**YOUR OBJECTIVE:**
Please repeat the entries exactly as they appear and omit any images.

##### RECORDED INFORMATION #####

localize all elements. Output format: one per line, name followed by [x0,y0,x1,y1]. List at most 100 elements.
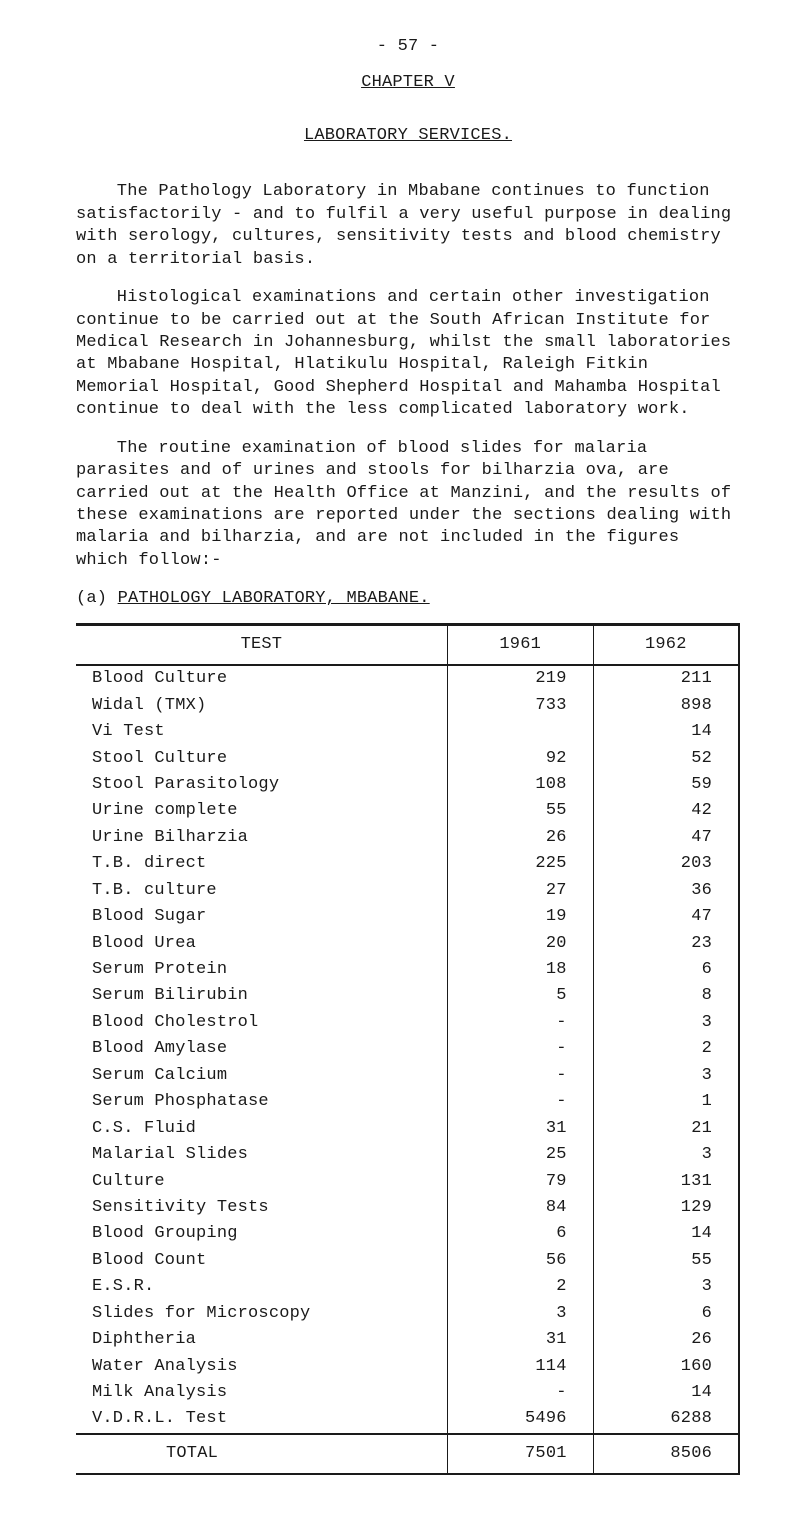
table-row: T.B. culture2736 [76,878,739,904]
row-1962: 129 [593,1195,739,1221]
row-1961: 5496 [447,1406,593,1433]
row-1962: 14 [593,1380,739,1406]
table-row: Blood Amylase-2 [76,1036,739,1062]
section-title: LABORATORY SERVICES. [76,125,740,147]
row-name: Serum Protein [76,957,447,983]
row-1961: 2 [447,1274,593,1300]
row-1961: 79 [447,1169,593,1195]
row-1961: - [447,1380,593,1406]
row-1961: 31 [447,1116,593,1142]
row-1961: 108 [447,772,593,798]
row-name: C.S. Fluid [76,1116,447,1142]
row-1961: - [447,1089,593,1115]
table-row: Serum Bilirubin58 [76,983,739,1009]
col-header-test: TEST [76,626,447,665]
row-name: E.S.R. [76,1274,447,1300]
row-name: Vi Test [76,719,447,745]
paragraph-3: The routine examination of blood slides … [76,438,740,573]
table-total-row: TOTAL75018506 [76,1434,739,1474]
row-name: Urine complete [76,798,447,824]
row-name: Serum Phosphatase [76,1089,447,1115]
row-1961: 733 [447,693,593,719]
paragraph-1: The Pathology Laboratory in Mbabane cont… [76,181,740,271]
row-1961: 25 [447,1142,593,1168]
row-1962: 47 [593,825,739,851]
row-name: Blood Grouping [76,1221,447,1247]
row-1962: 203 [593,851,739,877]
row-name: Stool Culture [76,746,447,772]
row-1962: 211 [593,665,739,692]
table-row: Diphtheria3126 [76,1327,739,1353]
row-1962: 14 [593,719,739,745]
table-row: C.S. Fluid3121 [76,1116,739,1142]
row-1961: 114 [447,1354,593,1380]
row-1961: 56 [447,1248,593,1274]
row-name: Blood Urea [76,931,447,957]
row-1961: 225 [447,851,593,877]
pathology-table: TEST 1961 1962 Blood Culture219211Widal … [76,626,740,1476]
table-row: Slides for Microscopy36 [76,1301,739,1327]
paragraph-1-text: The Pathology Laboratory in Mbabane cont… [76,182,731,268]
row-name: Blood Count [76,1248,447,1274]
row-1962: 55 [593,1248,739,1274]
table-row: Stool Culture9252 [76,746,739,772]
row-1962: 14 [593,1221,739,1247]
row-1961: 3 [447,1301,593,1327]
table-row: Culture79131 [76,1169,739,1195]
subsection-heading: (a) PATHOLOGY LABORATORY, MBABANE. [76,588,740,610]
row-1961: 5 [447,983,593,1009]
row-1962: 23 [593,931,739,957]
row-name: Urine Bilharzia [76,825,447,851]
row-1961: 92 [447,746,593,772]
table-row: Vi Test 14 [76,719,739,745]
row-name: Sensitivity Tests [76,1195,447,1221]
row-1962: 898 [593,693,739,719]
row-name: T.B. culture [76,878,447,904]
row-1962: 47 [593,904,739,930]
table-row: Blood Grouping614 [76,1221,739,1247]
row-1962: 1 [593,1089,739,1115]
table-row: Blood Sugar1947 [76,904,739,930]
table-row: T.B. direct225203 [76,851,739,877]
table-row: Blood Culture219211 [76,665,739,692]
table-row: Serum Protein186 [76,957,739,983]
row-1962: 3 [593,1010,739,1036]
total-1962: 8506 [593,1434,739,1474]
row-name: Widal (TMX) [76,693,447,719]
table-row: Urine Bilharzia2647 [76,825,739,851]
row-1962: 59 [593,772,739,798]
table-row: Blood Count5655 [76,1248,739,1274]
row-1961: 26 [447,825,593,851]
row-name: Serum Calcium [76,1063,447,1089]
row-1961: 55 [447,798,593,824]
total-1961: 7501 [447,1434,593,1474]
table-header-row: TEST 1961 1962 [76,626,739,665]
row-name: T.B. direct [76,851,447,877]
row-1962: 6288 [593,1406,739,1433]
table-row: V.D.R.L. Test54966288 [76,1406,739,1433]
row-1962: 8 [593,983,739,1009]
row-1961: 20 [447,931,593,957]
table-row: Serum Phosphatase-1 [76,1089,739,1115]
row-1961: 219 [447,665,593,692]
table-row: Urine complete5542 [76,798,739,824]
paragraph-2-text: Histological examinations and certain ot… [76,288,731,419]
row-name: Milk Analysis [76,1380,447,1406]
row-1962: 6 [593,957,739,983]
row-1962: 21 [593,1116,739,1142]
table-row: Blood Cholestrol-3 [76,1010,739,1036]
paragraph-2: Histological examinations and certain ot… [76,287,740,422]
row-1962: 3 [593,1274,739,1300]
chapter-text: CHAPTER V [361,73,455,92]
row-name: Blood Cholestrol [76,1010,447,1036]
row-name: Blood Culture [76,665,447,692]
row-name: Serum Bilirubin [76,983,447,1009]
table-row: Widal (TMX)733898 [76,693,739,719]
row-1962: 160 [593,1354,739,1380]
row-1961: - [447,1036,593,1062]
row-1961: 31 [447,1327,593,1353]
row-1962: 36 [593,878,739,904]
table-row: Malarial Slides253 [76,1142,739,1168]
row-1961: 18 [447,957,593,983]
table-body: Blood Culture219211Widal (TMX)733898Vi T… [76,665,739,1474]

#####

**OUTPUT FOR THIS TASK:**
localize all elements. Output format: one per line, name followed by [x0,y0,x1,y1]. List at most 100 elements.
table-row: T.B. culture2736 [76,878,739,904]
row-1962: 129 [593,1195,739,1221]
row-1961: 5496 [447,1406,593,1433]
row-1962: 14 [593,1380,739,1406]
table-row: Blood Amylase-2 [76,1036,739,1062]
section-title: LABORATORY SERVICES. [76,125,740,147]
row-name: Serum Protein [76,957,447,983]
row-1961: 2 [447,1274,593,1300]
row-1961: 79 [447,1169,593,1195]
row-1961: - [447,1380,593,1406]
row-1961: 31 [447,1116,593,1142]
row-1961: 108 [447,772,593,798]
row-name: C.S. Fluid [76,1116,447,1142]
row-1961: - [447,1089,593,1115]
table-row: Serum Bilirubin58 [76,983,739,1009]
col-header-test: TEST [76,626,447,665]
row-name: E.S.R. [76,1274,447,1300]
row-name: Vi Test [76,719,447,745]
paragraph-3: The routine examination of blood slides … [76,438,740,573]
table-total-row: TOTAL75018506 [76,1434,739,1474]
row-name: Urine complete [76,798,447,824]
row-name: Serum Phosphatase [76,1089,447,1115]
row-1961: 733 [447,693,593,719]
paragraph-1: The Pathology Laboratory in Mbabane cont… [76,181,740,271]
row-1961: 25 [447,1142,593,1168]
row-1962: 47 [593,825,739,851]
row-name: Blood Grouping [76,1221,447,1247]
row-1962: 203 [593,851,739,877]
row-name: Stool Culture [76,746,447,772]
row-1962: 211 [593,665,739,692]
table-row: Diphtheria3126 [76,1327,739,1353]
row-1962: 14 [593,719,739,745]
table-row: C.S. Fluid3121 [76,1116,739,1142]
row-1961: 114 [447,1354,593,1380]
row-1961: 56 [447,1248,593,1274]
row-name: Blood Urea [76,931,447,957]
row-1961: 225 [447,851,593,877]
pathology-table: TEST 1961 1962 Blood Culture219211Widal … [76,626,740,1476]
table-row: Slides for Microscopy36 [76,1301,739,1327]
paragraph-1-text: The Pathology Laboratory in Mbabane cont… [76,182,731,268]
row-name: Blood Count [76,1248,447,1274]
row-1962: 55 [593,1248,739,1274]
table-row: Stool Culture9252 [76,746,739,772]
row-1962: 14 [593,1221,739,1247]
row-1961: 3 [447,1301,593,1327]
table-row: Culture79131 [76,1169,739,1195]
subsection-heading: (a) PATHOLOGY LABORATORY, MBABANE. [76,588,740,610]
row-1961: 5 [447,983,593,1009]
row-1962: 23 [593,931,739,957]
row-name: Urine Bilharzia [76,825,447,851]
row-1961: 92 [447,746,593,772]
table-row: Vi Test 14 [76,719,739,745]
row-name: Sensitivity Tests [76,1195,447,1221]
row-1962: 898 [593,693,739,719]
row-name: T.B. culture [76,878,447,904]
row-1962: 47 [593,904,739,930]
table-row: Blood Grouping614 [76,1221,739,1247]
row-1962: 1 [593,1089,739,1115]
table-row: Blood Sugar1947 [76,904,739,930]
table-row: T.B. direct225203 [76,851,739,877]
table-row: Blood Culture219211 [76,665,739,692]
table-row: Serum Protein186 [76,957,739,983]
row-1962: 3 [593,1010,739,1036]
total-1962: 8506 [593,1434,739,1474]
row-name: Widal (TMX) [76,693,447,719]
table-row: Urine Bilharzia2647 [76,825,739,851]
row-1962: 59 [593,772,739,798]
table-row: Blood Count5655 [76,1248,739,1274]
row-1961: 26 [447,825,593,851]
row-name: Serum Calcium [76,1063,447,1089]
row-1961: 55 [447,798,593,824]
total-1961: 7501 [447,1434,593,1474]
table-header-row: TEST 1961 1962 [76,626,739,665]
row-name: T.B. direct [76,851,447,877]
row-1962: 6288 [593,1406,739,1433]
table-row: V.D.R.L. Test54966288 [76,1406,739,1433]
row-1962: 8 [593,983,739,1009]
row-1961: 20 [447,931,593,957]
table-row: Serum Phosphatase-1 [76,1089,739,1115]
row-1961: 219 [447,665,593,692]
table-row: Urine complete5542 [76,798,739,824]
paragraph-2-text: Histological examinations and certain ot… [76,288,731,419]
row-name: Milk Analysis [76,1380,447,1406]
row-1962: 6 [593,957,739,983]
row-1962: 21 [593,1116,739,1142]
table-row: Blood Cholestrol-3 [76,1010,739,1036]
paragraph-2: Histological examinations and certain ot… [76,287,740,422]
row-1962: 3 [593,1274,739,1300]
chapter-text: CHAPTER V [361,73,455,92]
row-name: Blood Cholestrol [76,1010,447,1036]
row-name: Blood Culture [76,665,447,692]
row-name: Serum Bilirubin [76,983,447,1009]
table-row: Widal (TMX)733898 [76,693,739,719]
row-1962: 160 [593,1354,739,1380]
row-1961: - [447,1036,593,1062]
row-1961: 31 [447,1327,593,1353]
row-1962: 36 [593,878,739,904]
table-row: Malarial Slides253 [76,1142,739,1168]
row-1961: 18 [447,957,593,983]
table-body: Blood Culture219211Widal (TMX)733898Vi T… [76,665,739,1474]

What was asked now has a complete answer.